TASK DETAILS:
Find every line in the records below that holds the word "بازار", and copy each one.

------------------------------------------------------------------------

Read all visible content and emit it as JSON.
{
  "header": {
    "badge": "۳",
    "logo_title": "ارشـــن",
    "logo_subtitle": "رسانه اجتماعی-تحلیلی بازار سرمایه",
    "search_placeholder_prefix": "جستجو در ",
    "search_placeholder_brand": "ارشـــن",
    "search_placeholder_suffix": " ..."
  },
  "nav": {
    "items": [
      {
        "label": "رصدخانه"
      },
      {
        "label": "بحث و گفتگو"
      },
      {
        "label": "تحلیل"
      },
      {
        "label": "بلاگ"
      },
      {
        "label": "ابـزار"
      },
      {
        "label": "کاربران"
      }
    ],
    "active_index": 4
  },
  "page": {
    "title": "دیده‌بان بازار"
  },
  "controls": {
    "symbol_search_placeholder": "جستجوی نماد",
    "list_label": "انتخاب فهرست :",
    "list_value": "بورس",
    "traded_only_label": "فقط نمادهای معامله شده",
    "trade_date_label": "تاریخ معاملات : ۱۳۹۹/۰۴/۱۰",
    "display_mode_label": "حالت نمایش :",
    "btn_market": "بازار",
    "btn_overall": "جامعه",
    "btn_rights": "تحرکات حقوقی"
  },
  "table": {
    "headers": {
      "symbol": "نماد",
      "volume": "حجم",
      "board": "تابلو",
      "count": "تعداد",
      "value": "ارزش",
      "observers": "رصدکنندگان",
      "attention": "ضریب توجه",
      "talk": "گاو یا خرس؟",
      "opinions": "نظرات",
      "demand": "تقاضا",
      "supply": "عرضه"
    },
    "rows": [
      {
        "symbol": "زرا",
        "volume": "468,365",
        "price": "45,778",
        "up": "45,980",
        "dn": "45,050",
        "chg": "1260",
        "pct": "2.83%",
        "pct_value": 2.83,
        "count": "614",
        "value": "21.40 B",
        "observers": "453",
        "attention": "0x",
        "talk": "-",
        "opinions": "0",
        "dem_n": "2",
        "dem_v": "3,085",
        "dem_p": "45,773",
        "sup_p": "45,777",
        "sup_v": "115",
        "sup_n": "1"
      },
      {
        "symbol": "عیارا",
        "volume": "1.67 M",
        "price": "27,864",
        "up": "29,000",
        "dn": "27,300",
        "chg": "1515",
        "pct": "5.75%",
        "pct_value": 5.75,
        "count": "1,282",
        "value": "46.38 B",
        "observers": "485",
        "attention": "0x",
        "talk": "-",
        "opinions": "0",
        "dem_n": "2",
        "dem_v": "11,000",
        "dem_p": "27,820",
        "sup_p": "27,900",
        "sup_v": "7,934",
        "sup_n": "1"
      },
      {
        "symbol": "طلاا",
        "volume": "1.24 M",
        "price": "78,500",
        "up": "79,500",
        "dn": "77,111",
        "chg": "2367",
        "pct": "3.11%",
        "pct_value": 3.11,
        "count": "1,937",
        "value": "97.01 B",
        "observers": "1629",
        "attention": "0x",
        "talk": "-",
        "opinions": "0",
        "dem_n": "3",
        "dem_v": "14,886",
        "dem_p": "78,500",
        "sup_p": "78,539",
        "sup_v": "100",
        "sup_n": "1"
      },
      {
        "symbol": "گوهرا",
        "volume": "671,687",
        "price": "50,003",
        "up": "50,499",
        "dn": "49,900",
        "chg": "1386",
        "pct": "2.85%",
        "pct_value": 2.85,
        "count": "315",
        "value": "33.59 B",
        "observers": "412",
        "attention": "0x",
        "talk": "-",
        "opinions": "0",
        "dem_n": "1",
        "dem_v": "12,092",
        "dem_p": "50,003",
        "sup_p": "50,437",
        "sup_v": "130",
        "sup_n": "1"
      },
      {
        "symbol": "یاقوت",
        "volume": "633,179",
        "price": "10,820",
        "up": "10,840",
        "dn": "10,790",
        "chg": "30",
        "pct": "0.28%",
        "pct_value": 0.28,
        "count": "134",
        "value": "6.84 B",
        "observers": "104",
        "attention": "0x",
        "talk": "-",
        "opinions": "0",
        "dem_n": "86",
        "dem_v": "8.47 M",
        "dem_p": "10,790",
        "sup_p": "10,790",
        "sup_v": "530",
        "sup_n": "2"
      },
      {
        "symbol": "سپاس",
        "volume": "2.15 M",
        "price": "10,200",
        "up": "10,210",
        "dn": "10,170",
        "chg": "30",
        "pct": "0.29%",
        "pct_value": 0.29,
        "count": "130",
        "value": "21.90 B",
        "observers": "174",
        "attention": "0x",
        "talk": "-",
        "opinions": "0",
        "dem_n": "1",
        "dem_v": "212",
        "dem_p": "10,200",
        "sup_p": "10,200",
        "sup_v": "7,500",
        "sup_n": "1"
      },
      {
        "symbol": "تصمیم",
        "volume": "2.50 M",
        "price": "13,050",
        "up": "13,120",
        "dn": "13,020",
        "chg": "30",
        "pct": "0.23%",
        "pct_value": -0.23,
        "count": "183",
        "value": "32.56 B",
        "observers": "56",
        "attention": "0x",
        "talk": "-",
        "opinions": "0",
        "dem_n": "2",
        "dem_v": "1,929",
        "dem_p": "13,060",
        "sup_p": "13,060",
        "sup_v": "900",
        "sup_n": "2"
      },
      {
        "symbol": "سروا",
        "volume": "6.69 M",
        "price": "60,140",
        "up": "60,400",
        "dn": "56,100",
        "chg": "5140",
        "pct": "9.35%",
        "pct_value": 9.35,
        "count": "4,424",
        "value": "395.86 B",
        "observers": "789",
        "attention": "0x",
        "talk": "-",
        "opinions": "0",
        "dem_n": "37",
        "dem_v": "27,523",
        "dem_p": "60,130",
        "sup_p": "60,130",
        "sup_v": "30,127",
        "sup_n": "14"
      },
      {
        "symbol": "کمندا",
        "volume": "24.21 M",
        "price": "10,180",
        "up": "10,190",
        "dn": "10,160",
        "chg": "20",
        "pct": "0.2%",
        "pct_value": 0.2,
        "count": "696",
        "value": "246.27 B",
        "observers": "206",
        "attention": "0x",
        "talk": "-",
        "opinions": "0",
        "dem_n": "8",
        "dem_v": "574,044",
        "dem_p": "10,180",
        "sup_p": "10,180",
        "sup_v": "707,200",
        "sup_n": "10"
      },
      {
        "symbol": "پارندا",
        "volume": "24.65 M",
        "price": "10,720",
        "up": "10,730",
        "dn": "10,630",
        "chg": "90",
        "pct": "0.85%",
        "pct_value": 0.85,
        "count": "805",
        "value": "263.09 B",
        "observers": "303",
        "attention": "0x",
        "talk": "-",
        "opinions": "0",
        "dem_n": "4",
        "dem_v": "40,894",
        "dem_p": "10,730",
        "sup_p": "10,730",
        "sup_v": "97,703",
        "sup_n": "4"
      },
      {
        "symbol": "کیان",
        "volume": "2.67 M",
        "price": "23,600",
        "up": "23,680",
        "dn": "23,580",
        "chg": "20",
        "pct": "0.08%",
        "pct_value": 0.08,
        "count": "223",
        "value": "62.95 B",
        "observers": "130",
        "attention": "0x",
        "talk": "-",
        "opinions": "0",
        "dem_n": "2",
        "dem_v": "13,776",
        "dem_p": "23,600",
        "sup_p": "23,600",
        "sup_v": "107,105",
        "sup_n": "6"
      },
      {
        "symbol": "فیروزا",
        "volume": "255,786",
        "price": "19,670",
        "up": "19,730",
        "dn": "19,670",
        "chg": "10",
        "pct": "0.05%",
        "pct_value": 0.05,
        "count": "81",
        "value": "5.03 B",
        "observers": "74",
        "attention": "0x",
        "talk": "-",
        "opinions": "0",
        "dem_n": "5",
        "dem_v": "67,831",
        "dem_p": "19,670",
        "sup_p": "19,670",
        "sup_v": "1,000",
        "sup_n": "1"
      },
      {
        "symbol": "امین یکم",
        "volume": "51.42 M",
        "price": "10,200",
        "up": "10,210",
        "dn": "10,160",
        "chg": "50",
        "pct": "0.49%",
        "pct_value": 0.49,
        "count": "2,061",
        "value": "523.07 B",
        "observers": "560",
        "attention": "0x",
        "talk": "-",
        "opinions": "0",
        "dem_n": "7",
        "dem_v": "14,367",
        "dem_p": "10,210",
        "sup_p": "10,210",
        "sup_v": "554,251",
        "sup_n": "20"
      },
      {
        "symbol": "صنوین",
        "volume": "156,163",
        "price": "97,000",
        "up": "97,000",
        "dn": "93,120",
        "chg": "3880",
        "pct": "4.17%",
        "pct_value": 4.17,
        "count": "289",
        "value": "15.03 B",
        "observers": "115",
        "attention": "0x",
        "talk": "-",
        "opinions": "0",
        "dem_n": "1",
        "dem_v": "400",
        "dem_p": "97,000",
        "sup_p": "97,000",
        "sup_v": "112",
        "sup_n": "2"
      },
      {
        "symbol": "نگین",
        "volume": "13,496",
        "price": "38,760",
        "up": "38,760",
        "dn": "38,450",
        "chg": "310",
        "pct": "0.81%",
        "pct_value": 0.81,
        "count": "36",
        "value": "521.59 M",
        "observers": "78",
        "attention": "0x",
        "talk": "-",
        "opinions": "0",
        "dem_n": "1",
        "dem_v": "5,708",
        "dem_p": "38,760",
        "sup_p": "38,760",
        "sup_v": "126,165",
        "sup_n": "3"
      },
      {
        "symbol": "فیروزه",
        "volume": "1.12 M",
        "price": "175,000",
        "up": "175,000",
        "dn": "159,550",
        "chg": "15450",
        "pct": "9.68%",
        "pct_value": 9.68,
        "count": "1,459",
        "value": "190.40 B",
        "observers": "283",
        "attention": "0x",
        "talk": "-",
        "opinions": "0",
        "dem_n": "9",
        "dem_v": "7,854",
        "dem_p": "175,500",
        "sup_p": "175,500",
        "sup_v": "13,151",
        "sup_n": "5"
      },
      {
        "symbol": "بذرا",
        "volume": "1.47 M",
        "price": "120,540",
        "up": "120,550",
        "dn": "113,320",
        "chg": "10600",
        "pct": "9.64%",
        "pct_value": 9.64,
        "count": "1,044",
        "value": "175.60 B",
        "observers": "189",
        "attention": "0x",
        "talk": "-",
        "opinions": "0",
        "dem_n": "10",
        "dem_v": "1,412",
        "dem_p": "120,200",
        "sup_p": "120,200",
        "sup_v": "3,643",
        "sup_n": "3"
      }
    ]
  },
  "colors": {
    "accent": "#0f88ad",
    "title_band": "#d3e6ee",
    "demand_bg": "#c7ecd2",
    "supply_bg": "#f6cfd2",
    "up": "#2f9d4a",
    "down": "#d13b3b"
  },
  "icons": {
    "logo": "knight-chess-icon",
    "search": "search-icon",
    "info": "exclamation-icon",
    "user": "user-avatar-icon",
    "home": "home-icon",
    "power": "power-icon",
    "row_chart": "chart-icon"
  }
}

------------------------------------------------------------------------

WRITTEN ANSWER:
    "logo_subtitle": "رسانه اجتماعی-تحلیلی بازار سرمایه",
    "title": "دیده‌بان بازار"
    "btn_market": "بازار",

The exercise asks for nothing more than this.